- _Task directions_
Print the entries below in their entirety, exactly as they are written.
**** Input data ****
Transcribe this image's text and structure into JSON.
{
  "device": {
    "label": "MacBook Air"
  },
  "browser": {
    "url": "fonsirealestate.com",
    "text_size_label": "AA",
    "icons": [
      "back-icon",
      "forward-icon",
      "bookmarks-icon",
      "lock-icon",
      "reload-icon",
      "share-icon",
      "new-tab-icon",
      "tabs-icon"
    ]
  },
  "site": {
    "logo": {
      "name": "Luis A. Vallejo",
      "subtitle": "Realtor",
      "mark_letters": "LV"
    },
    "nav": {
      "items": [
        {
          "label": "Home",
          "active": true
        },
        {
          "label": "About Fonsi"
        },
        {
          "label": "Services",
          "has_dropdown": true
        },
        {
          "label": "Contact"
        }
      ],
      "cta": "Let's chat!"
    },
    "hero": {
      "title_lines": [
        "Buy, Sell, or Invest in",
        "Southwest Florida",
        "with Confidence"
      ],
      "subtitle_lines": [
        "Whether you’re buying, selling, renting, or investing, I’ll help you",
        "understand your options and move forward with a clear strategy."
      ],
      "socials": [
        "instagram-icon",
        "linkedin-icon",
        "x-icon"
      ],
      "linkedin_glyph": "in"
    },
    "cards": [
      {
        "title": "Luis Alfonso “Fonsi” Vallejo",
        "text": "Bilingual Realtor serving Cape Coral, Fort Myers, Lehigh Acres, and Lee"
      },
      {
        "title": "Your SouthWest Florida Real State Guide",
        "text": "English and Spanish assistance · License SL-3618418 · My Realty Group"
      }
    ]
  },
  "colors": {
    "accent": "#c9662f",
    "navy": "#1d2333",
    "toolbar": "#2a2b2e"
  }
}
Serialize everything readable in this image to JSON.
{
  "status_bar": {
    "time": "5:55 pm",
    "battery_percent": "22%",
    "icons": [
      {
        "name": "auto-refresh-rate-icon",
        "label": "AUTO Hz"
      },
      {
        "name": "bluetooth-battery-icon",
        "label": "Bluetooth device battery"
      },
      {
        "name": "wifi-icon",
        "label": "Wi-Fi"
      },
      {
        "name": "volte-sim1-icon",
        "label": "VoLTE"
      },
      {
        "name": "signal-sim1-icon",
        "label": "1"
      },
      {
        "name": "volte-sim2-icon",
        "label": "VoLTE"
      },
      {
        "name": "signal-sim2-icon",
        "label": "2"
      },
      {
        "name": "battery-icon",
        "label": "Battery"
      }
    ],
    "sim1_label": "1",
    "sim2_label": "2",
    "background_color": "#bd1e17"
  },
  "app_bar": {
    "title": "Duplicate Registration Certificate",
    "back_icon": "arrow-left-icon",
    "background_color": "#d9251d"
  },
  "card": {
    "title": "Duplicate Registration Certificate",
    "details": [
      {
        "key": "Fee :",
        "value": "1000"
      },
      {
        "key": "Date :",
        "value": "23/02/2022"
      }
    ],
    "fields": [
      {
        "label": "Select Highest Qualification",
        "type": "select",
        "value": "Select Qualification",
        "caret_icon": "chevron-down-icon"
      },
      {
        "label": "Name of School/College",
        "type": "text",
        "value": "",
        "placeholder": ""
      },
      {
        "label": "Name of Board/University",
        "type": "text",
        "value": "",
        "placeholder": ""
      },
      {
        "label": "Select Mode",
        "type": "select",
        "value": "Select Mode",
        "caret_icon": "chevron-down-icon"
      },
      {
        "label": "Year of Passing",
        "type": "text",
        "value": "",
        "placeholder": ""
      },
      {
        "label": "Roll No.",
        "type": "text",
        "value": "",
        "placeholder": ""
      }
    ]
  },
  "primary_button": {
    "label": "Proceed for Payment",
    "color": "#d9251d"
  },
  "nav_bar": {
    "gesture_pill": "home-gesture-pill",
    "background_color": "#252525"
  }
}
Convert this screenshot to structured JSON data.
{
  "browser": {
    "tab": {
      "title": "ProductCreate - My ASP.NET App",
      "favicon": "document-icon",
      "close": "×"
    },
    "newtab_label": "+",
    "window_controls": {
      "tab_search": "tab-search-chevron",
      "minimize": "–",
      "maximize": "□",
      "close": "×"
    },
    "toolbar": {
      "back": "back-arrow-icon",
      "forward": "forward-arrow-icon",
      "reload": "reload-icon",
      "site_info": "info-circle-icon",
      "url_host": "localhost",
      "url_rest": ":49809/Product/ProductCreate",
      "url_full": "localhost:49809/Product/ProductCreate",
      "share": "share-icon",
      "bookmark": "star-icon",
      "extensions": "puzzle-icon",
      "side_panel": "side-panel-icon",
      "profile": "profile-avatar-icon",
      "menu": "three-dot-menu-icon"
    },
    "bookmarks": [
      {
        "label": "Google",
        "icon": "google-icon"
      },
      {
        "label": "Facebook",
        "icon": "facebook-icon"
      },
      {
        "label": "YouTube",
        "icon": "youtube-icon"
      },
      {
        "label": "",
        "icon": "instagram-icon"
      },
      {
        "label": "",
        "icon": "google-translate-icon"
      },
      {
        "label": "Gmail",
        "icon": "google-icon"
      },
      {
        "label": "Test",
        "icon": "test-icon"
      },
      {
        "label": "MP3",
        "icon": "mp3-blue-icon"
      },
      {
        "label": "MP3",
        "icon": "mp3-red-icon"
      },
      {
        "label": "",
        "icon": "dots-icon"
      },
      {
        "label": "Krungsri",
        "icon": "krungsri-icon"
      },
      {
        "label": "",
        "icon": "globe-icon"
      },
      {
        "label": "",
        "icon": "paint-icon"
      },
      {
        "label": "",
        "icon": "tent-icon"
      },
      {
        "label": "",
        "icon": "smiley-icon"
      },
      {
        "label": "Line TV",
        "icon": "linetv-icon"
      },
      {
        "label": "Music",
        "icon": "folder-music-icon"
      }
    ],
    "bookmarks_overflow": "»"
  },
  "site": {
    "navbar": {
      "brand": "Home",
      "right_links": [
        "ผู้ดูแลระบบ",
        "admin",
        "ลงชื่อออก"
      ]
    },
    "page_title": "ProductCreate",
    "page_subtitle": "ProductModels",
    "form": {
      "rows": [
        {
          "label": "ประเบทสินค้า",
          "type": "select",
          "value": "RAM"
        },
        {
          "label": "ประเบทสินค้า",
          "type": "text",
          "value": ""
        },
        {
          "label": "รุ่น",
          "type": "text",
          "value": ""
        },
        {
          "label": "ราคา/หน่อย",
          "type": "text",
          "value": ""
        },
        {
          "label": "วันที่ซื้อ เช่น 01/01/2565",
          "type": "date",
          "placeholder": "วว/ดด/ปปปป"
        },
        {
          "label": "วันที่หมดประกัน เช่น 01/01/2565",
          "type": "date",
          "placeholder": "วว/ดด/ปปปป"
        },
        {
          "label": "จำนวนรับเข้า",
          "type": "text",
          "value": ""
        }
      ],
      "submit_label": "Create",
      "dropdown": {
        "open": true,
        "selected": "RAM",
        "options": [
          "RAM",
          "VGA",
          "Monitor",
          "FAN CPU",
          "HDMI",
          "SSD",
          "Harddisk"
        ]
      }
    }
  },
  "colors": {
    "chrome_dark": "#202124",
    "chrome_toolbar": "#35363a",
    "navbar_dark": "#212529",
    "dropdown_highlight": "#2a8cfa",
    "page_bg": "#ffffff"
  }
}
****
- _Answer to the exercise_
Transcribe this image's text and structure into JSON.
{
  "device": {
    "label": "MacBook Air"
  },
  "browser": {
    "url": "fonsirealestate.com",
    "text_size_label": "AA",
    "icons": [
      "back-icon",
      "forward-icon",
      "bookmarks-icon",
      "lock-icon",
      "reload-icon",
      "share-icon",
      "new-tab-icon",
      "tabs-icon"
    ]
  },
  "site": {
    "logo": {
      "name": "Luis A. Vallejo",
      "subtitle": "Realtor",
      "mark_letters": "LV"
    },
    "nav": {
      "items": [
        {
          "label": "Home",
          "active": true
        },
        {
          "label": "About Fonsi"
        },
        {
          "label": "Services",
          "has_dropdown": true
        },
        {
          "label": "Contact"
        }
      ],
      "cta": "Let's chat!"
    },
    "hero": {
      "title_lines": [
        "Buy, Sell, or Invest in",
        "Southwest Florida",
        "with Confidence"
      ],
      "subtitle_lines": [
        "Whether you’re buying, selling, renting, or investing, I’ll help you",
        "understand your options and move forward with a clear strategy."
      ],
      "socials": [
        "instagram-icon",
        "linkedin-icon",
        "x-icon"
      ],
      "linkedin_glyph": "in"
    },
    "cards": [
      {
        "title": "Luis Alfonso “Fonsi” Vallejo",
        "text": "Bilingual Realtor serving Cape Coral, Fort Myers, Lehigh Acres, and Lee"
      },
      {
        "title": "Your SouthWest Florida Real State Guide",
        "text": "English and Spanish assistance · License SL-3618418 · My Realty Group"
      }
    ]
  },
  "colors": {
    "accent": "#c9662f",
    "navy": "#1d2333",
    "toolbar": "#2a2b2e"
  }
}
Serialize everything readable in this image to JSON.
{
  "status_bar": {
    "time": "5:55 pm",
    "battery_percent": "22%",
    "icons": [
      {
        "name": "auto-refresh-rate-icon",
        "label": "AUTO Hz"
      },
      {
        "name": "bluetooth-battery-icon",
        "label": "Bluetooth device battery"
      },
      {
        "name": "wifi-icon",
        "label": "Wi-Fi"
      },
      {
        "name": "volte-sim1-icon",
        "label": "VoLTE"
      },
      {
        "name": "signal-sim1-icon",
        "label": "1"
      },
      {
        "name": "volte-sim2-icon",
        "label": "VoLTE"
      },
      {
        "name": "signal-sim2-icon",
        "label": "2"
      },
      {
        "name": "battery-icon",
        "label": "Battery"
      }
    ],
    "sim1_label": "1",
    "sim2_label": "2",
    "background_color": "#bd1e17"
  },
  "app_bar": {
    "title": "Duplicate Registration Certificate",
    "back_icon": "arrow-left-icon",
    "background_color": "#d9251d"
  },
  "card": {
    "title": "Duplicate Registration Certificate",
    "details": [
      {
        "key": "Fee :",
        "value": "1000"
      },
      {
        "key": "Date :",
        "value": "23/02/2022"
      }
    ],
    "fields": [
      {
        "label": "Select Highest Qualification",
        "type": "select",
        "value": "Select Qualification",
        "caret_icon": "chevron-down-icon"
      },
      {
        "label": "Name of School/College",
        "type": "text",
        "value": "",
        "placeholder": ""
      },
      {
        "label": "Name of Board/University",
        "type": "text",
        "value": "",
        "placeholder": ""
      },
      {
        "label": "Select Mode",
        "type": "select",
        "value": "Select Mode",
        "caret_icon": "chevron-down-icon"
      },
      {
        "label": "Year of Passing",
        "type": "text",
        "value": "",
        "placeholder": ""
      },
      {
        "label": "Roll No.",
        "type": "text",
        "value": "",
        "placeholder": ""
      }
    ]
  },
  "primary_button": {
    "label": "Proceed for Payment",
    "color": "#d9251d"
  },
  "nav_bar": {
    "gesture_pill": "home-gesture-pill",
    "background_color": "#252525"
  }
}
Convert this screenshot to structured JSON data.
{
  "browser": {
    "tab": {
      "title": "ProductCreate - My ASP.NET App",
      "favicon": "document-icon",
      "close": "×"
    },
    "newtab_label": "+",
    "window_controls": {
      "tab_search": "tab-search-chevron",
      "minimize": "–",
      "maximize": "□",
      "close": "×"
    },
    "toolbar": {
      "back": "back-arrow-icon",
      "forward": "forward-arrow-icon",
      "reload": "reload-icon",
      "site_info": "info-circle-icon",
      "url_host": "localhost",
      "url_rest": ":49809/Product/ProductCreate",
      "url_full": "localhost:49809/Product/ProductCreate",
      "share": "share-icon",
      "bookmark": "star-icon",
      "extensions": "puzzle-icon",
      "side_panel": "side-panel-icon",
      "profile": "profile-avatar-icon",
      "menu": "three-dot-menu-icon"
    },
    "bookmarks": [
      {
        "label": "Google",
        "icon": "google-icon"
      },
      {
        "label": "Facebook",
        "icon": "facebook-icon"
      },
      {
        "label": "YouTube",
        "icon": "youtube-icon"
      },
      {
        "label": "",
        "icon": "instagram-icon"
      },
      {
        "label": "",
        "icon": "google-translate-icon"
      },
      {
        "label": "Gmail",
        "icon": "google-icon"
      },
      {
        "label": "Test",
        "icon": "test-icon"
      },
      {
        "label": "MP3",
        "icon": "mp3-blue-icon"
      },
      {
        "label": "MP3",
        "icon": "mp3-red-icon"
      },
      {
        "label": "",
        "icon": "dots-icon"
      },
      {
        "label": "Krungsri",
        "icon": "krungsri-icon"
      },
      {
        "label": "",
        "icon": "globe-icon"
      },
      {
        "label": "",
        "icon": "paint-icon"
      },
      {
        "label": "",
        "icon": "tent-icon"
      },
      {
        "label": "",
        "icon": "smiley-icon"
      },
      {
        "label": "Line TV",
        "icon": "linetv-icon"
      },
      {
        "label": "Music",
        "icon": "folder-music-icon"
      }
    ],
    "bookmarks_overflow": "»"
  },
  "site": {
    "navbar": {
      "brand": "Home",
      "right_links": [
        "ผู้ดูแลระบบ",
        "admin",
        "ลงชื่อออก"
      ]
    },
    "page_title": "ProductCreate",
    "page_subtitle": "ProductModels",
    "form": {
      "rows": [
        {
          "label": "ประเบทสินค้า",
          "type": "select",
          "value": "RAM"
        },
        {
          "label": "ประเบทสินค้า",
          "type": "text",
          "value": ""
        },
        {
          "label": "รุ่น",
          "type": "text",
          "value": ""
        },
        {
          "label": "ราคา/หน่อย",
          "type": "text",
          "value": ""
        },
        {
          "label": "วันที่ซื้อ เช่น 01/01/2565",
          "type": "date",
          "placeholder": "วว/ดด/ปปปป"
        },
        {
          "label": "วันที่หมดประกัน เช่น 01/01/2565",
          "type": "date",
          "placeholder": "วว/ดด/ปปปป"
        },
        {
          "label": "จำนวนรับเข้า",
          "type": "text",
          "value": ""
        }
      ],
      "submit_label": "Create",
      "dropdown": {
        "open": true,
        "selected": "RAM",
        "options": [
          "RAM",
          "VGA",
          "Monitor",
          "FAN CPU",
          "HDMI",
          "SSD",
          "Harddisk"
        ]
      }
    }
  },
  "colors": {
    "chrome_dark": "#202124",
    "chrome_toolbar": "#35363a",
    "navbar_dark": "#212529",
    "dropdown_highlight": "#2a8cfa",
    "page_bg": "#ffffff"
  }
}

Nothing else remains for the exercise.